_THE PROBLEM_:
Search the material and gather each line with "structured" in it.

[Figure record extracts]

○ ○ ○ ○ ○ ○ ○

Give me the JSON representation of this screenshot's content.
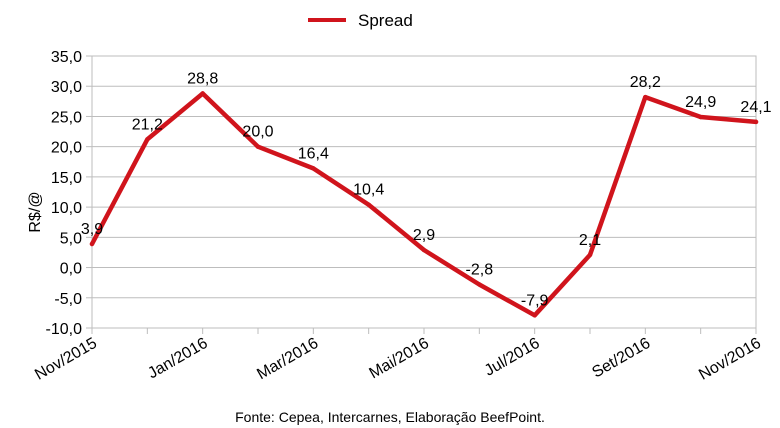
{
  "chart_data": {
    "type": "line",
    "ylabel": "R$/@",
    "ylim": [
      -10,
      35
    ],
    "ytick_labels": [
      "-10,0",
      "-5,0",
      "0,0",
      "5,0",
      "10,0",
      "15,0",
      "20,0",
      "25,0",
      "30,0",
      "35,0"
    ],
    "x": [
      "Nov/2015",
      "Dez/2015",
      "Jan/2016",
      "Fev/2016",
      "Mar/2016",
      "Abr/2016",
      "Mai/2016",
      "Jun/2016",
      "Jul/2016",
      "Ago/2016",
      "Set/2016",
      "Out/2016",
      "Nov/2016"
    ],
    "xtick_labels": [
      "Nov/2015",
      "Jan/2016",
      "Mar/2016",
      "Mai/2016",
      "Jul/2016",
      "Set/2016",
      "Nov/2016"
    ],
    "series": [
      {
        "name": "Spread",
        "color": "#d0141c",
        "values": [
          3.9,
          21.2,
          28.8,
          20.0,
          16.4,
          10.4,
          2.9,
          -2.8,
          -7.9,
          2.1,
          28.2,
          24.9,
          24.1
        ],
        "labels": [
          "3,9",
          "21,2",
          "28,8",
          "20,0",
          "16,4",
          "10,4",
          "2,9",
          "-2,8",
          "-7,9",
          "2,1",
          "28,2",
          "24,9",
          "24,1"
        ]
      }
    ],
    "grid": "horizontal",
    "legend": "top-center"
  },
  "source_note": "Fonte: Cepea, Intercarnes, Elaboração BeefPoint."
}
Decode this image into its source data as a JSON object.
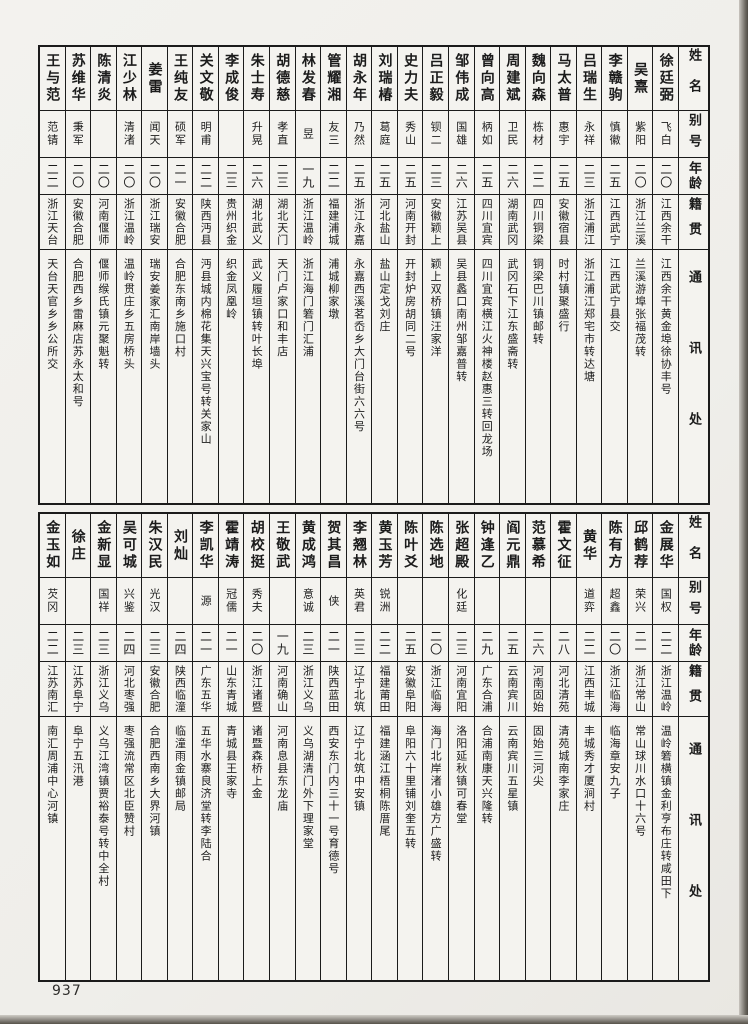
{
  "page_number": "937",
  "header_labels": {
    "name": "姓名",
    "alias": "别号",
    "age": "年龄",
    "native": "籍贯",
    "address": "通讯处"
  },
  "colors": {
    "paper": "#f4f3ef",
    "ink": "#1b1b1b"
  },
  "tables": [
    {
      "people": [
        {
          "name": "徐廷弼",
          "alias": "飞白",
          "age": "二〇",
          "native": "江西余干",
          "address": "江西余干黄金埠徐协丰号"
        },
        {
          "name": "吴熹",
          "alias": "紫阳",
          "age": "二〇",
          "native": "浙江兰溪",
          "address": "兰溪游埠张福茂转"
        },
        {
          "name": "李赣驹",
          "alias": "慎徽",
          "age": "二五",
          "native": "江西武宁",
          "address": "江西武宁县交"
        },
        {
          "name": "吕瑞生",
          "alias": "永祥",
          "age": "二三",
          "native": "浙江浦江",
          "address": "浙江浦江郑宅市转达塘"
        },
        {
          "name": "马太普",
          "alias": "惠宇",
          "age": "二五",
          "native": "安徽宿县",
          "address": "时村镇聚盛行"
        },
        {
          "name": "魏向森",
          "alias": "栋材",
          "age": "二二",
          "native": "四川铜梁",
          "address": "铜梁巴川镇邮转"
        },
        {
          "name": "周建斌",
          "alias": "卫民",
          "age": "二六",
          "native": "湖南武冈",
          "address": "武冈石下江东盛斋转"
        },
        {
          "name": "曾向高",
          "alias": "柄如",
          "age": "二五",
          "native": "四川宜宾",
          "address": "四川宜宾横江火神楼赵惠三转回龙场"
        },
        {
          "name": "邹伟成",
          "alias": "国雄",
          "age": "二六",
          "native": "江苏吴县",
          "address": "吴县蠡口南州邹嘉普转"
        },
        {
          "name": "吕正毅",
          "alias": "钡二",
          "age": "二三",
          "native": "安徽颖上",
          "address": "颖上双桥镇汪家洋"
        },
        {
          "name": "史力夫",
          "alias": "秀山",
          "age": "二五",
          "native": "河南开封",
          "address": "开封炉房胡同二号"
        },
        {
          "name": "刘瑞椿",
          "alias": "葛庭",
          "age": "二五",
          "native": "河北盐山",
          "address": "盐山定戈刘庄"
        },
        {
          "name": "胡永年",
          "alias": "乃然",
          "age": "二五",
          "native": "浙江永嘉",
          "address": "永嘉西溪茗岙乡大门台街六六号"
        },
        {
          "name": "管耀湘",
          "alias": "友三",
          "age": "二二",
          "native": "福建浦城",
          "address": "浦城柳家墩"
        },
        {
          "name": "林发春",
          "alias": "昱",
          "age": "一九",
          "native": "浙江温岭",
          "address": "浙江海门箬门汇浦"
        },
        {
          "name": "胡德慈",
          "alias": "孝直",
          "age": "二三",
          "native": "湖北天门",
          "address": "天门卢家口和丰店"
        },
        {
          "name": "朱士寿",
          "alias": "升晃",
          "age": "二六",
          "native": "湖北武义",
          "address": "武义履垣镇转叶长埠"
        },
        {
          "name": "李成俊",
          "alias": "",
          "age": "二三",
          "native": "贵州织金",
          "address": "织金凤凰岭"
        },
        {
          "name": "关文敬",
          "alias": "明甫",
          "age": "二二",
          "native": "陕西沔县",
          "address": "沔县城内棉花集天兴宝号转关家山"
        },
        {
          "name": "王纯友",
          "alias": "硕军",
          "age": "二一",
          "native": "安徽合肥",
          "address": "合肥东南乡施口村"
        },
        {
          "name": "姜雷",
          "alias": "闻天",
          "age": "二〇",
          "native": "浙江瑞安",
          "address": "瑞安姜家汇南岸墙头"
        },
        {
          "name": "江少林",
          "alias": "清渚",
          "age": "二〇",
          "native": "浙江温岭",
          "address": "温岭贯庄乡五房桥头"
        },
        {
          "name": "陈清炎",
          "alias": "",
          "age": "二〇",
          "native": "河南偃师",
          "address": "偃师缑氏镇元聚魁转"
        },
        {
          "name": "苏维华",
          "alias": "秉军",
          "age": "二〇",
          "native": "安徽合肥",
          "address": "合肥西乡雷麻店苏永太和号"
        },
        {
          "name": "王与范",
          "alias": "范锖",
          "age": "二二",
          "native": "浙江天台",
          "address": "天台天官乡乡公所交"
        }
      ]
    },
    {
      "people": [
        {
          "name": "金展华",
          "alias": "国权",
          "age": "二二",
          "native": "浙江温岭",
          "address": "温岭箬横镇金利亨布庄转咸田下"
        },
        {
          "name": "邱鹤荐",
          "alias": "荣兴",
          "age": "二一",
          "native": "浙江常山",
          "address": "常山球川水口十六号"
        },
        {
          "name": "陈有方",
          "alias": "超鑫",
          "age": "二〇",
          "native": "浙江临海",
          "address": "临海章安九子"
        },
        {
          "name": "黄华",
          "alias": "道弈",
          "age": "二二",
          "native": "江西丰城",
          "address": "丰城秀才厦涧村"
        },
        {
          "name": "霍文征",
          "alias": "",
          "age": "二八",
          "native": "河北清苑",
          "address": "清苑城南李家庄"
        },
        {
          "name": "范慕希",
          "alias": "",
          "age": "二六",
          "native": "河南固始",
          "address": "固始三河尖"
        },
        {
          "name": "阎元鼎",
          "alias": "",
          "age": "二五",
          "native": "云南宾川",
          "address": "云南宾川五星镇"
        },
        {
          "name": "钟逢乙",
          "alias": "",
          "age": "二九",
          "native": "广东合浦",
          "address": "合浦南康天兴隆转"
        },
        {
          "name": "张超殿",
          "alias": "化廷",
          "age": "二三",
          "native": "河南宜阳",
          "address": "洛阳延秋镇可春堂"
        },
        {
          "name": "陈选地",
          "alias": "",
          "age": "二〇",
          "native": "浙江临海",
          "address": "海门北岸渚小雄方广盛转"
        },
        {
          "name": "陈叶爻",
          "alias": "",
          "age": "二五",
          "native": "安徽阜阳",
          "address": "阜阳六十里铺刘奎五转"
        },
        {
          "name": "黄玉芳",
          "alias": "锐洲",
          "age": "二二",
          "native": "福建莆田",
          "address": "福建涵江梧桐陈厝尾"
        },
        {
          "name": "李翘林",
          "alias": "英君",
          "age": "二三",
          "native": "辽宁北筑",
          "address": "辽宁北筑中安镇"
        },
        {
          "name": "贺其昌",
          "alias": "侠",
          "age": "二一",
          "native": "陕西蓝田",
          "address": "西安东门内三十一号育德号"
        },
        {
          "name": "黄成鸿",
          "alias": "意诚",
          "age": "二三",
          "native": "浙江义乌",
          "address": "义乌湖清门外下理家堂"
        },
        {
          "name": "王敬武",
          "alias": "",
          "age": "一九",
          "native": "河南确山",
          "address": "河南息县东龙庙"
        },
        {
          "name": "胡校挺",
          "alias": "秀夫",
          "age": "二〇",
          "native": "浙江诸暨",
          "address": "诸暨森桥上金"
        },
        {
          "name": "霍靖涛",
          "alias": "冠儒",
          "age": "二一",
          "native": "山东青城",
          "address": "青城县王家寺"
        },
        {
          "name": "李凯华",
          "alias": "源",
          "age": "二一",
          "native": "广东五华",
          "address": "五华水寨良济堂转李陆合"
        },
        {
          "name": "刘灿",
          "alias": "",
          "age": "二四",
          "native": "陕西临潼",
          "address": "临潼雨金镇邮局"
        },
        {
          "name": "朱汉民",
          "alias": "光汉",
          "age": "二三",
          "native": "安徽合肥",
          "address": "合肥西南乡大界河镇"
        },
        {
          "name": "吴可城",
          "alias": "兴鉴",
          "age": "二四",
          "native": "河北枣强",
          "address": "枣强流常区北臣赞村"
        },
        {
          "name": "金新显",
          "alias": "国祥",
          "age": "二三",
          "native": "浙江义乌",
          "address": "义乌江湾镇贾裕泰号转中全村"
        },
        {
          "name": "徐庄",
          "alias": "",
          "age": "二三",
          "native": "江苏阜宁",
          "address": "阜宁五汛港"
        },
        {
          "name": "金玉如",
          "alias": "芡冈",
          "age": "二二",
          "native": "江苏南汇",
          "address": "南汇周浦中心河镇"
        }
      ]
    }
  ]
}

○ ○ ○ ○ ○ ○ ○

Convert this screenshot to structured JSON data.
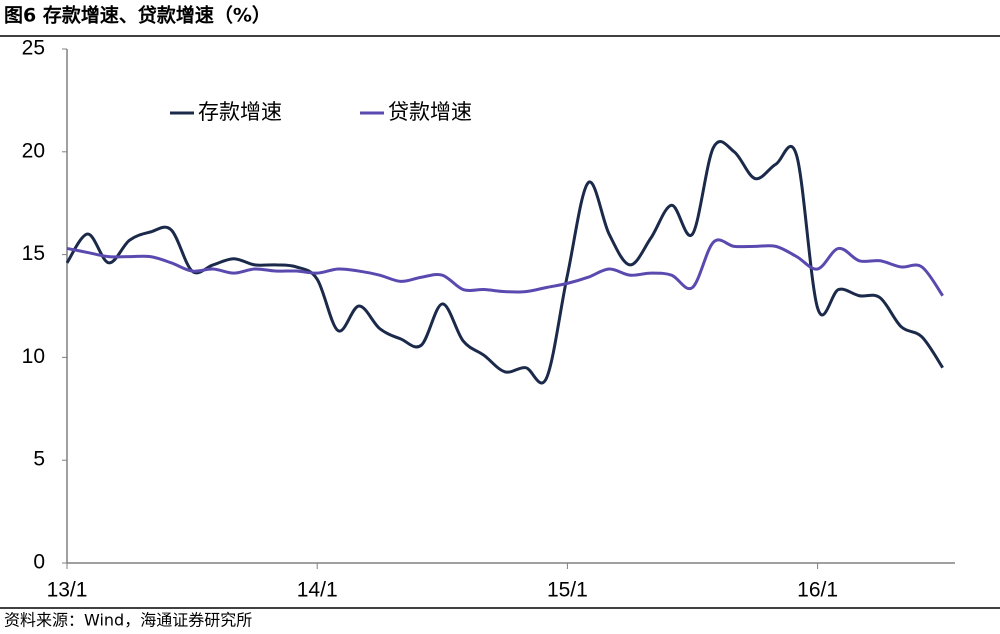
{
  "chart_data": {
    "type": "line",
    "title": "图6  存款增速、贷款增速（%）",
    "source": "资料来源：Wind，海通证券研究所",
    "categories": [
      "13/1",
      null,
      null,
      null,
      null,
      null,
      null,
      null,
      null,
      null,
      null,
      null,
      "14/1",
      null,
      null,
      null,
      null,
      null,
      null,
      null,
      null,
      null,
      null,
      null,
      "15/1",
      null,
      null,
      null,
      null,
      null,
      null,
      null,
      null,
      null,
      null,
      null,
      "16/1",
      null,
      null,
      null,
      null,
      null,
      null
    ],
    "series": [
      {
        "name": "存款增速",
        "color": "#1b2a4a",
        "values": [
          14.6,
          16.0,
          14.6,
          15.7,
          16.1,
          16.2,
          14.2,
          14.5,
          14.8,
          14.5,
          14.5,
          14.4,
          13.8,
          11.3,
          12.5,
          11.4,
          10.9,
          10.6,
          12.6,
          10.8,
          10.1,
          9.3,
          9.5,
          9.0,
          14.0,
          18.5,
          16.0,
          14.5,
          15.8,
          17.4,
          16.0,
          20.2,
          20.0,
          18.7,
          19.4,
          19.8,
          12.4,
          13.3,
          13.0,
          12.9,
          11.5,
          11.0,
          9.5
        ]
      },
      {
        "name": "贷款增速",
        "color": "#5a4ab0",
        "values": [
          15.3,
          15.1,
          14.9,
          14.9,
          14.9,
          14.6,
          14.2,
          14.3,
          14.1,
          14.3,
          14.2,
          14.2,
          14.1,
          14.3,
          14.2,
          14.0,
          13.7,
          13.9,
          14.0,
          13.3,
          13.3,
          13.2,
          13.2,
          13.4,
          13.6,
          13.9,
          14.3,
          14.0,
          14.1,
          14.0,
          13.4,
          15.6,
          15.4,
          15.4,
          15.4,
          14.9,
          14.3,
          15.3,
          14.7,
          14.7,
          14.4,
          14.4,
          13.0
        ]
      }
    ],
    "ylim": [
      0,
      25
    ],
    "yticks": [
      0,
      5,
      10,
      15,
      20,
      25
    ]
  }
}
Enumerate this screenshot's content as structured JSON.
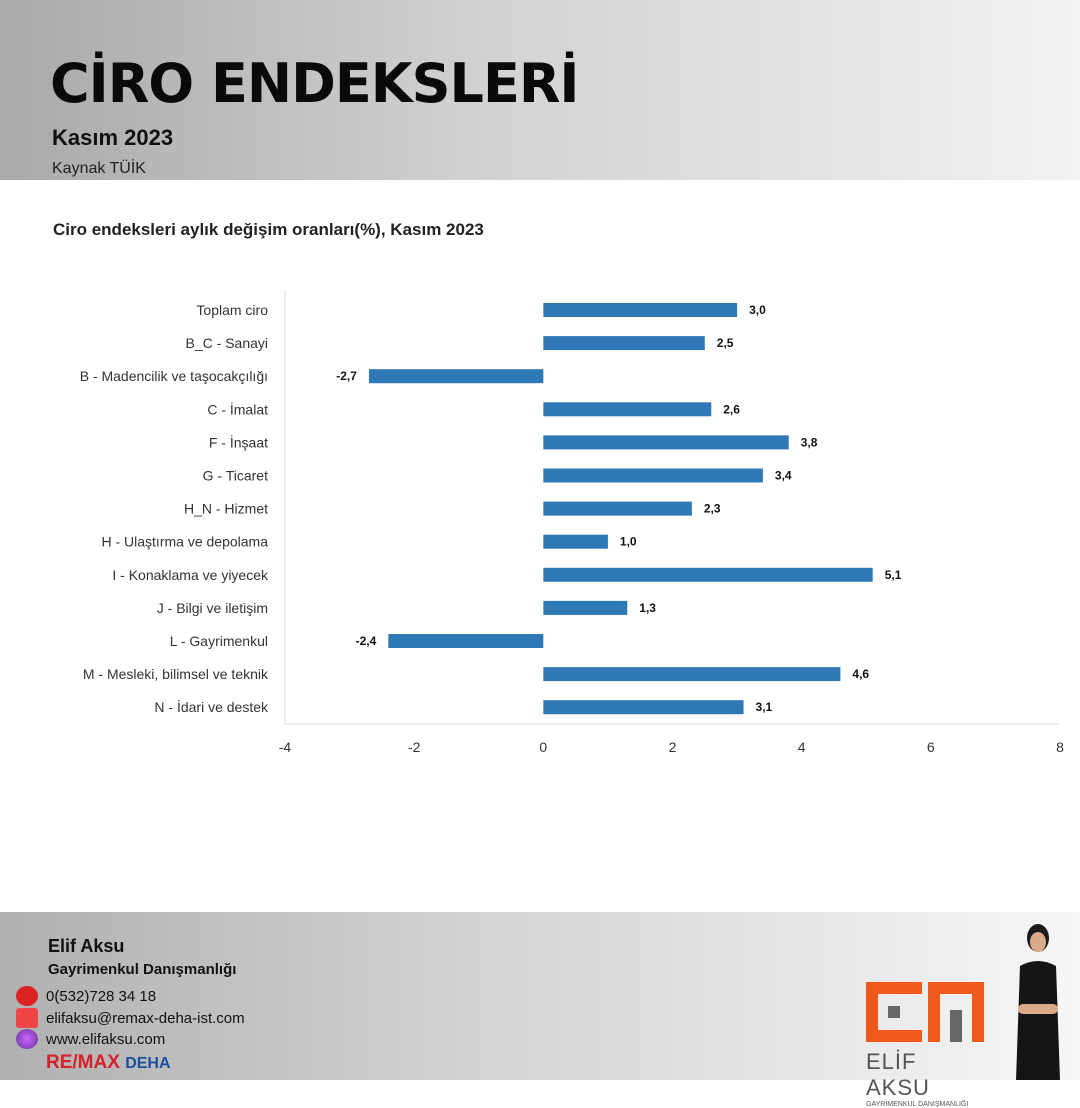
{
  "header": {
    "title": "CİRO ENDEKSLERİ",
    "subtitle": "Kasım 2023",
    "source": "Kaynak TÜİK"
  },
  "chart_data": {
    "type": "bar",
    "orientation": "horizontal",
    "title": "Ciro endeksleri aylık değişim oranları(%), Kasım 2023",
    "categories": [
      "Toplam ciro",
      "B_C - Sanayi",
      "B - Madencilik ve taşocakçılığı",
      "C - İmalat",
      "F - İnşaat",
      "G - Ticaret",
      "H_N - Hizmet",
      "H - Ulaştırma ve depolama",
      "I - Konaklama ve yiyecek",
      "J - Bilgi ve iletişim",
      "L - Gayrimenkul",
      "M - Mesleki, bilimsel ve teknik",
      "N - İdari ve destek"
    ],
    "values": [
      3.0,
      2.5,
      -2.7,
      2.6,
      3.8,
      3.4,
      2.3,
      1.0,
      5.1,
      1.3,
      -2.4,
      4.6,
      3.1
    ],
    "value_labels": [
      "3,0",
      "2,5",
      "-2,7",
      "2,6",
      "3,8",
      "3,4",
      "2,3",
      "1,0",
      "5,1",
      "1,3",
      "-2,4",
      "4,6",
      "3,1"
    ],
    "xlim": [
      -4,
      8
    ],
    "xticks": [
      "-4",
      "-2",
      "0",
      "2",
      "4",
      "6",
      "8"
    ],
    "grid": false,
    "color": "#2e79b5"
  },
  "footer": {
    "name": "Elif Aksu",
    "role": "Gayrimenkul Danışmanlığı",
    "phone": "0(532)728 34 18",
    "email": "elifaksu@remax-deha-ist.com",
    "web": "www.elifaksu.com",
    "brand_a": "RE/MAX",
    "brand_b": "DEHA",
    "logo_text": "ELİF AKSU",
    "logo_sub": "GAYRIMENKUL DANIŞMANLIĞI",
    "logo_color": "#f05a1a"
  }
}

○ ○ ○ ○ ○ ○ ○

_SOLUTION TO THIS TASK_:
Convert this screenshot to structured JSON data.
Enumerate this screenshot's content as structured JSON.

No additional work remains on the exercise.